EXERCISE GOAL → Rewrite the listing below as a Markdown table with the columns "Row" and "Line," giving each nonblank line its own numbered row and omitting the pictures.

EXERCISE MATERIALS →
- - - - -
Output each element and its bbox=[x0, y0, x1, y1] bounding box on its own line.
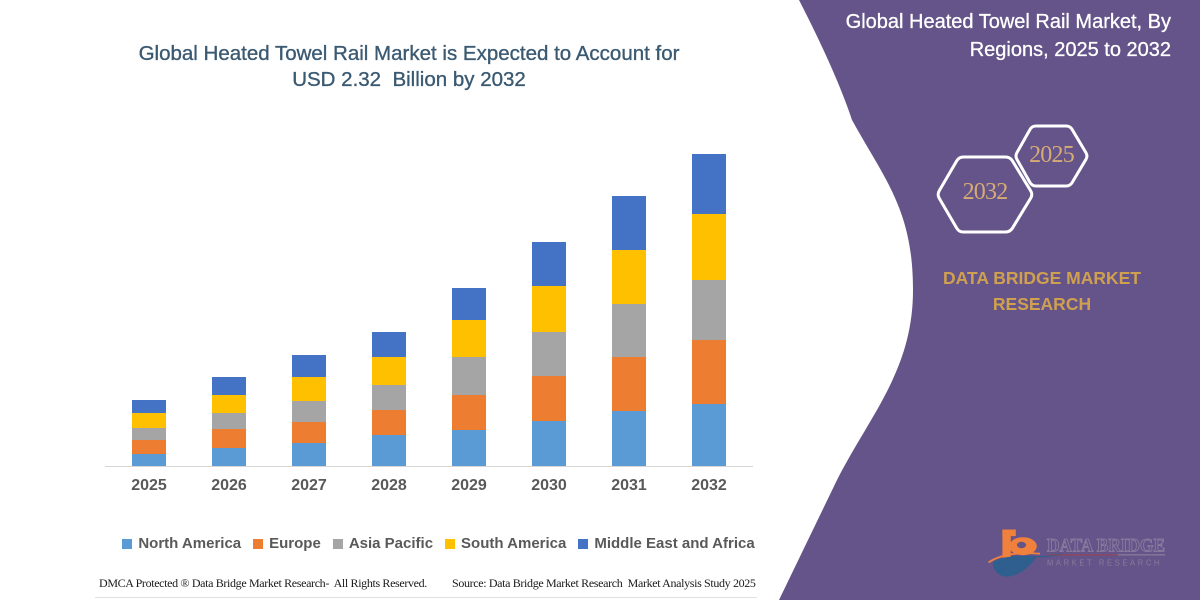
svg-text:DATA BRIDGE: DATA BRIDGE bbox=[1047, 536, 1165, 557]
svg-text:MARKET RESEARCH: MARKET RESEARCH bbox=[1047, 558, 1162, 568]
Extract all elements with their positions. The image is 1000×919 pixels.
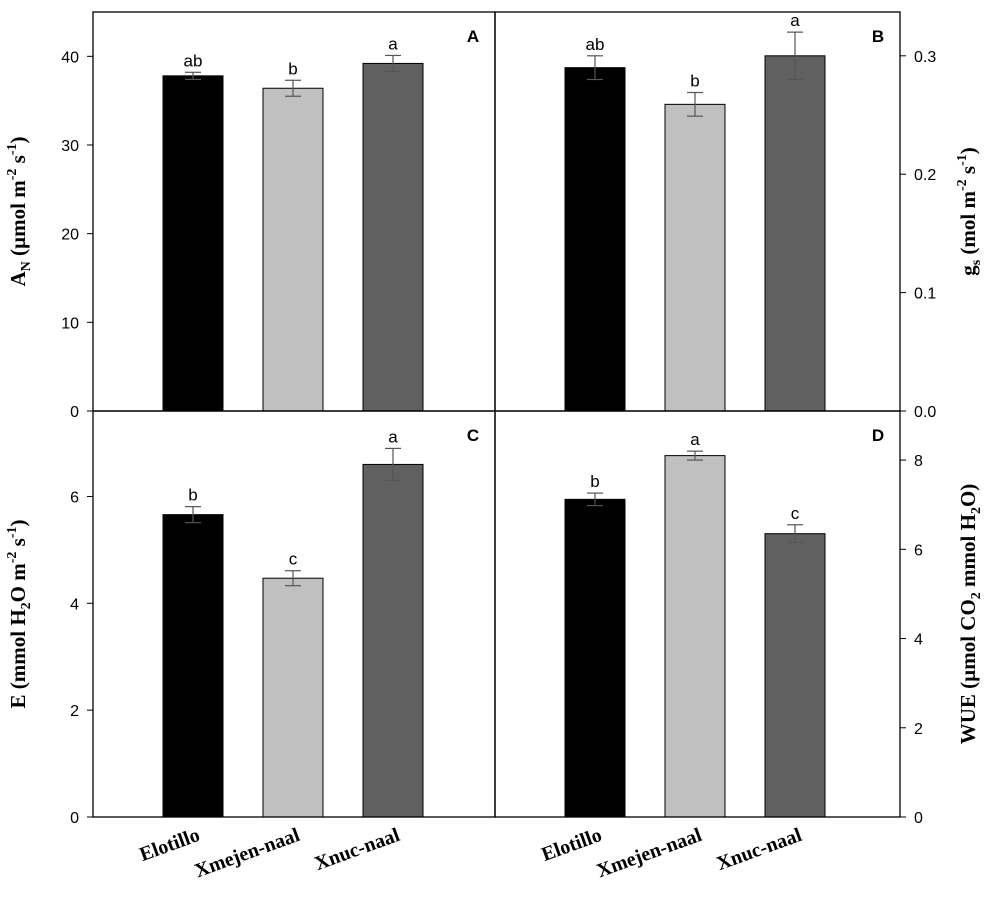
y-tick-label: 0.2 [914,167,936,184]
y-axis-title-part: s [969,259,984,265]
y-axis-title-part: O) [956,484,980,507]
bar-elotillo [162,75,224,412]
y-tick-label: 6 [914,542,923,559]
y-tick-label: 0.3 [914,49,936,66]
y-axis-title-part: -1 [5,526,20,538]
significance-letter: b [690,72,699,91]
y-tick-label: 2 [914,721,923,738]
significance-letter: b [288,59,297,78]
y-axis-title-part: ) [956,147,980,154]
y-axis-title: WUE (µmol CO2 mmol H2O) [956,484,984,745]
bar-xnuc-naal [362,62,424,412]
plot-frame [494,410,901,818]
y-axis-title-part: s [6,155,30,168]
bar-xnuc-naal [362,463,424,818]
y-tick-label: 4 [914,632,923,649]
panel-b: ab b a B 0.0 0.1 0.2 0.3 [564,11,936,421]
y-tick-label: 6 [70,489,79,506]
x-category-label: Elotillo [539,824,605,866]
significance-letter: a [790,11,800,30]
y-axis-title-part: -2 [5,552,20,564]
x-category-label: Xmejen-naal [192,824,303,882]
bar-xmejen-naal [262,577,324,818]
y-axis-title-part: 2 [969,507,984,514]
panel-letter: A [467,27,479,46]
significance-letter: b [188,486,197,505]
y-axis-title-part: WUE (µmol CO [956,599,980,744]
panel-letter: B [872,27,884,46]
y-axis-title-part: mmol H [956,514,980,592]
y-tick-label: 20 [61,227,79,244]
panel-letter: C [467,426,479,445]
bar-xnuc-naal [764,55,826,412]
significance-letter: c [289,550,298,569]
y-axis-title-part: (mol m [956,191,980,260]
y-tick-label: 30 [61,138,79,155]
y-tick-label: 4 [70,596,79,613]
y-axis-title-part: -1 [955,154,970,166]
y-axis-title-part: s [956,166,980,179]
y-axis-title-part: s [6,538,30,551]
y-tick-label: 10 [61,315,79,332]
y-tick-label: 0 [70,810,79,827]
bar-xmejen-naal [664,103,726,412]
y-axis-title-part: (µmol m [6,180,30,261]
y-axis-title-part: E (mmol H [6,609,30,708]
x-category-label: Elotillo [137,824,203,866]
panel-a: ab b a A 0 10 20 30 40 [61,27,479,421]
panel-d: b a c D 0 2 4 6 8 [564,426,923,827]
x-category-label: Xmejen-naal [594,824,705,882]
significance-letter: c [791,504,800,523]
y-axis-title-part: N [19,261,34,271]
y-tick-label: 2 [70,703,79,720]
y-tick-label: 40 [61,49,79,66]
significance-letter: ab [184,51,203,70]
y-tick-label: 0 [70,404,79,421]
y-tick-label: 0.0 [914,404,936,421]
y-axis-title-part: ) [6,137,30,144]
bar-xmejen-naal [262,87,324,412]
bar-xnuc-naal [764,533,826,818]
y-axis-title: E (mmol H2O m-2 s-1) [5,519,34,708]
x-category-label: Xnuc-naal [714,824,805,875]
bar-xmejen-naal [664,455,726,818]
x-category-label: Xnuc-naal [312,824,403,875]
y-axis-title-part: 2 [969,592,984,599]
significance-letter: a [388,34,398,53]
significance-letter: a [388,427,398,446]
y-axis-title-part: ) [6,519,30,526]
y-tick-label: 8 [914,453,923,470]
y-axis-title-part: 2 [19,602,34,609]
bar-elotillo [564,67,626,412]
significance-letter: a [690,430,700,449]
significance-letter: ab [586,35,605,54]
y-axis-title-part: -2 [955,179,970,191]
bar-elotillo [564,498,626,818]
y-axis-title-part: -2 [5,169,20,181]
y-tick-label: 0 [914,810,923,827]
y-axis-title-part: -1 [5,144,20,156]
bar-elotillo [162,514,224,818]
y-axis-title: AN (µmol m-2 s-1) [5,137,34,287]
panel-c: b c a C 0 2 4 6 [70,426,479,827]
y-tick-label: 0.1 [914,286,936,303]
y-axis-title-part: A [6,271,30,287]
y-axis-title-part: O m [6,563,30,603]
y-axis-title-part: g [956,265,980,276]
y-axis-title: gs (mol m-2 s-1) [955,147,984,276]
significance-letter: b [590,472,599,491]
panel-letter: D [872,426,884,445]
- - - - -
RESPONSE →
| Row | Line |
|---|---|
| 1 | Output each element and its bbox=[x0, y0, x1, y1] bounding box on its own line. |
| 2 | svg-text:DATA BRIDGE: DATA BRIDGE bbox=[1047, 536, 1165, 557] |
| 3 | svg-text:MARKET RESEARCH: MARKET RESEARCH bbox=[1047, 558, 1162, 568] |
| 4 | Extract all elements with their positions. The image is 1000×919 pixels. |
| 5 | y-tick-label: 0.2 [914,167,936,184] |
| 6 | y-axis-title-part: s [969,259,984,265] |
| 7 | y-axis-title-part: O) [956,484,980,507] |
| 8 | bar-elotillo [162,75,224,412] |
| 9 | y-tick-label: 6 [914,542,923,559] |
| 10 | y-tick-label: 0.3 [914,49,936,66] |
| 11 | y-axis-title-part: -1 [5,526,20,538] |
| 12 | significance-letter: b [690,72,699,91] |
| 13 | y-tick-label: 2 [914,721,923,738] |
| 14 | significance-letter: b [288,59,297,78] |
| 15 | y-axis-title-part: ) [956,147,980,154] |
| 16 | y-axis-title: WUE (µmol CO2 mmol H2O) [956,484,984,745] |
| 17 | bar-xnuc-naal [362,62,424,412] |
| 18 | plot-frame [494,410,901,818] |
| 19 | y-axis-title-part: s [6,155,30,168] |
| 20 | bar-xnuc-naal [362,463,424,818] |
| 21 | y-tick-label: 4 [914,632,923,649] |
| 22 | panel-b: ab b a B 0.0 0.1 0.2 0.3 [564,11,936,421] |
| 23 | y-tick-label: 6 [70,489,79,506] |
| 24 | x-category-label: Elotillo [539,824,605,866] |
| 25 | significance-letter: a [790,11,800,30] |
| 26 | y-axis-title-part: -2 [5,552,20,564] |
| 27 | x-category-label: Xmejen-naal [192,824,303,882] |
| 28 | bar-xmejen-naal [262,577,324,818] |
| 29 | y-axis-title-part: 2 [969,507,984,514] |
| 30 | panel-letter: A [467,27,479,46] |
| 31 | significance-letter: b [188,486,197,505] |
| 32 | y-axis-title-part: WUE (µmol CO [956,599,980,744] |
| 33 | panel-letter: B [872,27,884,46] |
| 34 | y-axis-title-part: mmol H [956,514,980,592] |
| 35 | y-tick-label: 20 [61,227,79,244] |
| 36 | panel-letter: C [467,426,479,445] |
| 37 | bar-xnuc-naal [764,55,826,412] |
| 38 | significance-letter: c [289,550,298,569] |
| 39 | y-axis-title-part: (mol m [956,191,980,260] |
| 40 | y-tick-label: 30 [61,138,79,155] |
| 41 | y-tick-label: 4 [70,596,79,613] |
| 42 | y-axis-title-part: -1 [955,154,970,166] |
| 43 | y-axis-title-part: s [956,166,980,179] |
| 44 | y-axis-title-part: s [6,538,30,551] |
| 45 | y-tick-label: 10 [61,315,79,332] |
| 46 | y-tick-label: 0 [70,810,79,827] |
| 47 | bar-xmejen-naal [664,103,726,412] |
| 48 | y-axis-title-part: (µmol m [6,180,30,261] |
| 49 | y-axis-title-part: E (mmol H [6,609,30,708] |
| 50 | x-category-label: Elotillo [137,824,203,866] |
| 51 | panel-a: ab b a A 0 10 20 30 40 [61,27,479,421] |
| 52 | panel-d: b a c D 0 2 4 6 8 [564,426,923,827] |
| 53 | x-category-label: Xmejen-naal [594,824,705,882] |
| 54 | significance-letter: c [791,504,800,523] |
| 55 | y-axis-title-part: N [19,261,34,271] |
| 56 | y-tick-label: 2 [70,703,79,720] |
| 57 | y-tick-label: 40 [61,49,79,66] |
| 58 | significance-letter: ab [184,51,203,70] |
| 59 | y-tick-label: 0 [70,404,79,421] |
| 60 | y-tick-label: 0.0 [914,404,936,421] |
| 61 | y-axis-title-part: ) [6,137,30,144] |
| 62 | bar-xmejen-naal [262,87,324,412] |
| 63 | bar-xnuc-naal [764,533,826,818] |
| 64 | y-axis-title: E (mmol H2O m-2 s-1) [5,519,34,708] |
| 65 | x-category-label: Xnuc-naal [714,824,805,875] |
| 66 | bar-xmejen-naal [664,455,726,818] |
| 67 | x-category-label: Xnuc-naal [312,824,403,875] |
| 68 | y-axis-title-part: 2 [969,592,984,599] |
| 69 | significance-letter: a [388,34,398,53] |
| 70 | significance-letter: a [388,427,398,446] |
| 71 | y-axis-title-part: ) [6,519,30,526] |
| 72 | y-tick-label: 8 [914,453,923,470] |
| 73 | y-axis-title-part: 2 [19,602,34,609] |
| 74 | bar-elotillo [564,67,626,412] |
| 75 | significance-letter: a [690,430,700,449] |
| 76 | significance-letter: ab [586,35,605,54] |
| 77 | y-axis-title-part: -2 [955,179,970,191] |
| 78 | bar-elotillo [564,498,626,818] |
| 79 | y-axis-title-part: -2 [5,169,20,181] |
| 80 | y-tick-label: 0 [914,810,923,827] |
| 81 | y-axis-title-part: -1 [5,144,20,156] |
| 82 | bar-elotillo [162,514,224,818] |
| 83 | y-axis-title: AN (µmol m-2 s-1) [5,137,34,287] |
| 84 | panel-c: b c a C 0 2 4 6 [70,426,479,827] |
| 85 | y-tick-label: 0.1 [914,286,936,303] |
| 86 | y-axis-title-part: A [6,271,30,287] |
| 87 | y-axis-title-part: O m [6,563,30,603] |
| 88 | y-axis-title-part: g [956,265,980,276] |
| 89 | y-axis-title: gs (mol m-2 s-1) [955,147,984,276] |
| 90 | significance-letter: b [590,472,599,491] |
| 91 | panel-letter: D [872,426,884,445] |